**GIVEN INSTRUCTION:** Without the pictures, print each of the records below exactly as it appears.

**Items from a dataset:**
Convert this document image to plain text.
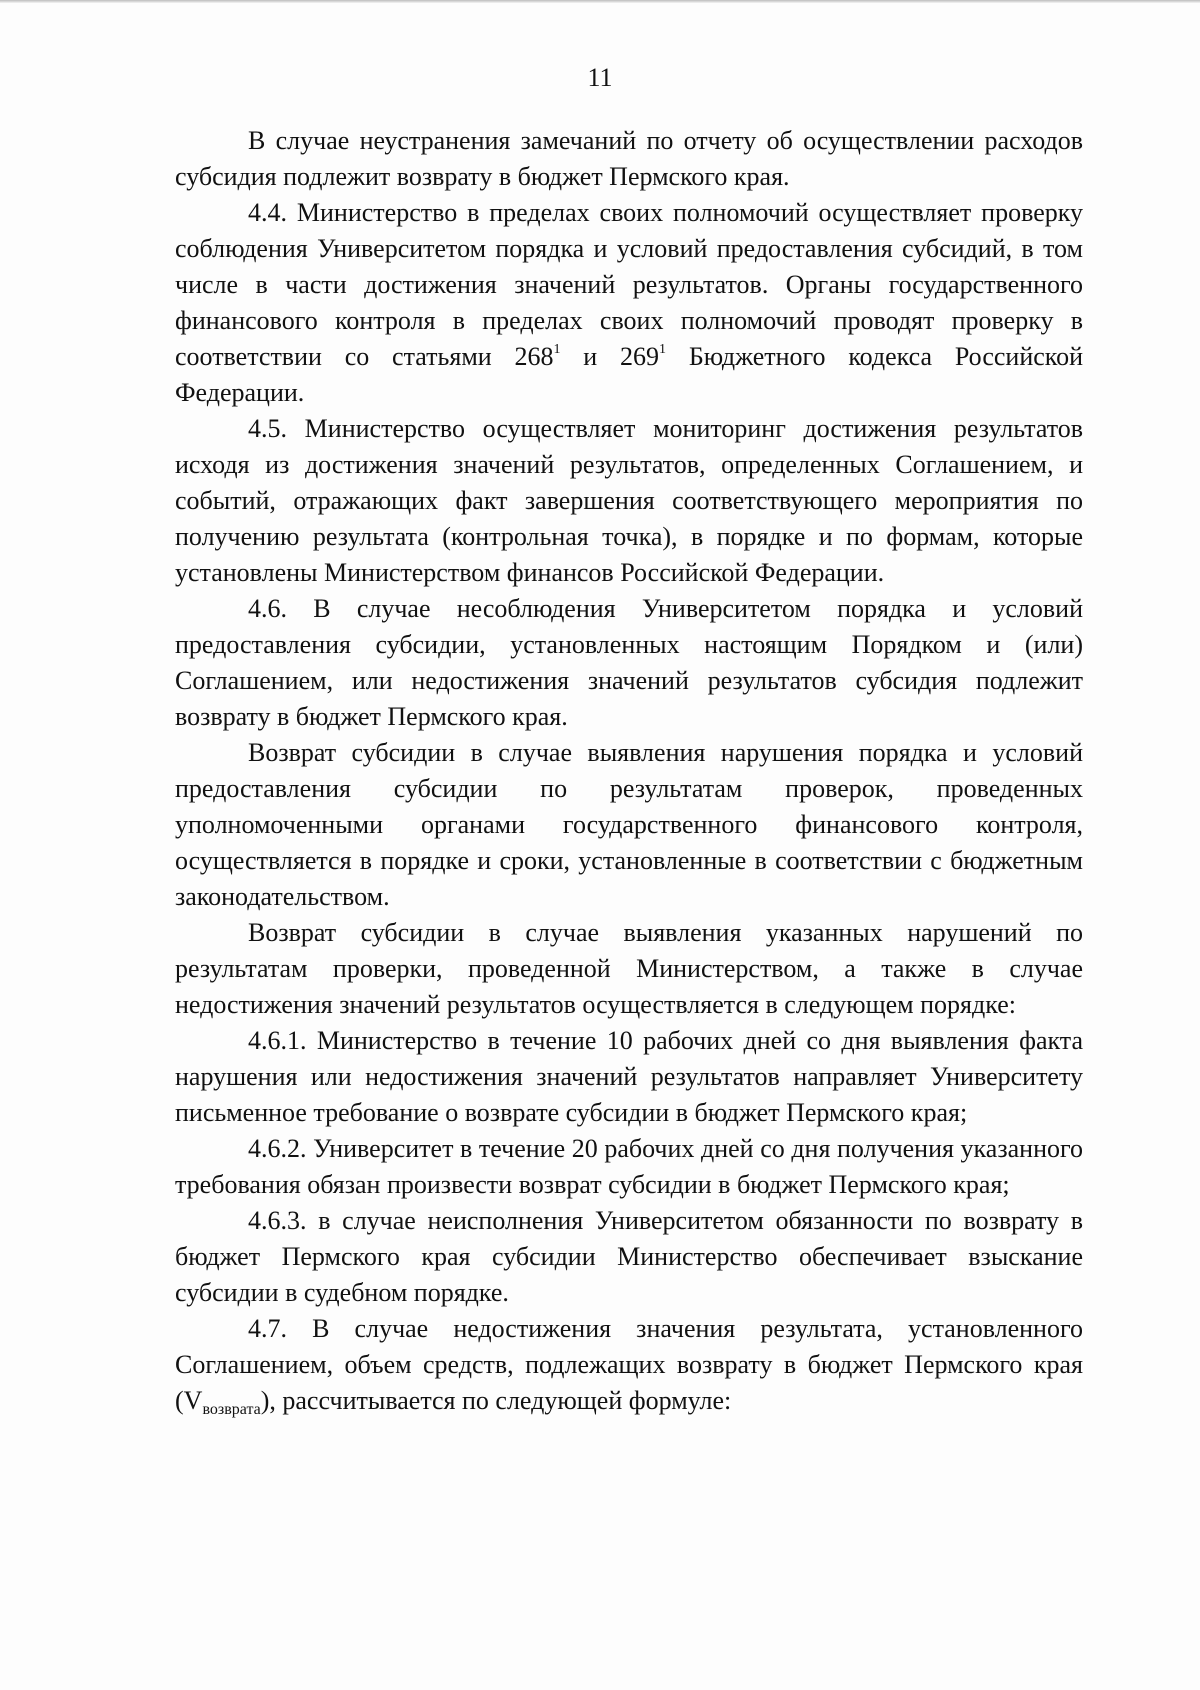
11

В случае неустранения замечаний по отчету об осуществлении расходов субсидия подлежит возврату в бюджет Пермского края.

4.4. Министерство в пределах своих полномочий осуществляет проверку соблюдения Университетом порядка и условий предоставления субсидий, в том числе в части достижения значений результатов. Органы государственного финансового контроля в пределах своих полномочий проводят проверку в соответствии со статьями $268^1$ и $269^1$ Бюджетного кодекса Российской Федерации.

4.5. Министерство осуществляет мониторинг достижения результатов исходя из достижения значений результатов, определенных Соглашением, и событий, отражающих факт завершения соответствующего мероприятия по получению результата (контрольная точка), в порядке и по формам, которые установлены Министерством финансов Российской Федерации.

4.6. В случае несоблюдения Университетом порядка и условий предоставления субсидии, установленных настоящим Порядком и (или) Соглашением, или недостижения значений результатов субсидия подлежит возврату в бюджет Пермского края.

Возврат субсидии в случае выявления нарушения порядка и условий предоставления субсидии по результатам проверок, проведенных уполномоченными органами государственного финансового контроля, осуществляется в порядке и сроки, установленные в соответствии с бюджетным законодательством.

Возврат субсидии в случае выявления указанных нарушений по результатам проверки, проведенной Министерством, а также в случае недостижения значений результатов осуществляется в следующем порядке:

4.6.1. Министерство в течение 10 рабочих дней со дня выявления факта нарушения или недостижения значений результатов направляет Университету письменное требование о возврате субсидии в бюджет Пермского края;

4.6.2. Университет в течение 20 рабочих дней со дня получения указанного требования обязан произвести возврат субсидии в бюджет Пермского края;

4.6.3. в случае неисполнения Университетом обязанности по возврату в бюджет Пермского края субсидии Министерство обеспечивает взыскание субсидии в судебном порядке.

4.7. В случае недостижения значения результата, установленного Соглашением, объем средств, подлежащих возврату в бюджет Пермского края $(V_{возврата})$, рассчитывается по следующей формуле:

**OUTPUT FOR THIS EXERCISE:**
Convert this document image to plain text.
11

В случае неустранения замечаний по отчету об осуществлении расходов субсидия подлежит возврату в бюджет Пермского края.

4.4. Министерство в пределах своих полномочий осуществляет проверку соблюдения Университетом порядка и условий предоставления субсидий, в том числе в части достижения значений результатов. Органы государственного финансового контроля в пределах своих полномочий проводят проверку в соответствии со статьями $268^1$ и $269^1$ Бюджетного кодекса Российской Федерации.

4.5. Министерство осуществляет мониторинг достижения результатов исходя из достижения значений результатов, определенных Соглашением, и событий, отражающих факт завершения соответствующего мероприятия по получению результата (контрольная точка), в порядке и по формам, которые установлены Министерством финансов Российской Федерации.

4.6. В случае несоблюдения Университетом порядка и условий предоставления субсидии, установленных настоящим Порядком и (или) Соглашением, или недостижения значений результатов субсидия подлежит возврату в бюджет Пермского края.

Возврат субсидии в случае выявления нарушения порядка и условий предоставления субсидии по результатам проверок, проведенных уполномоченными органами государственного финансового контроля, осуществляется в порядке и сроки, установленные в соответствии с бюджетным законодательством.

Возврат субсидии в случае выявления указанных нарушений по результатам проверки, проведенной Министерством, а также в случае недостижения значений результатов осуществляется в следующем порядке:

4.6.1. Министерство в течение 10 рабочих дней со дня выявления факта нарушения или недостижения значений результатов направляет Университету письменное требование о возврате субсидии в бюджет Пермского края;

4.6.2. Университет в течение 20 рабочих дней со дня получения указанного требования обязан произвести возврат субсидии в бюджет Пермского края;

4.6.3. в случае неисполнения Университетом обязанности по возврату в бюджет Пермского края субсидии Министерство обеспечивает взыскание субсидии в судебном порядке.

4.7. В случае недостижения значения результата, установленного Соглашением, объем средств, подлежащих возврату в бюджет Пермского края $(V_{возврата})$, рассчитывается по следующей формуле:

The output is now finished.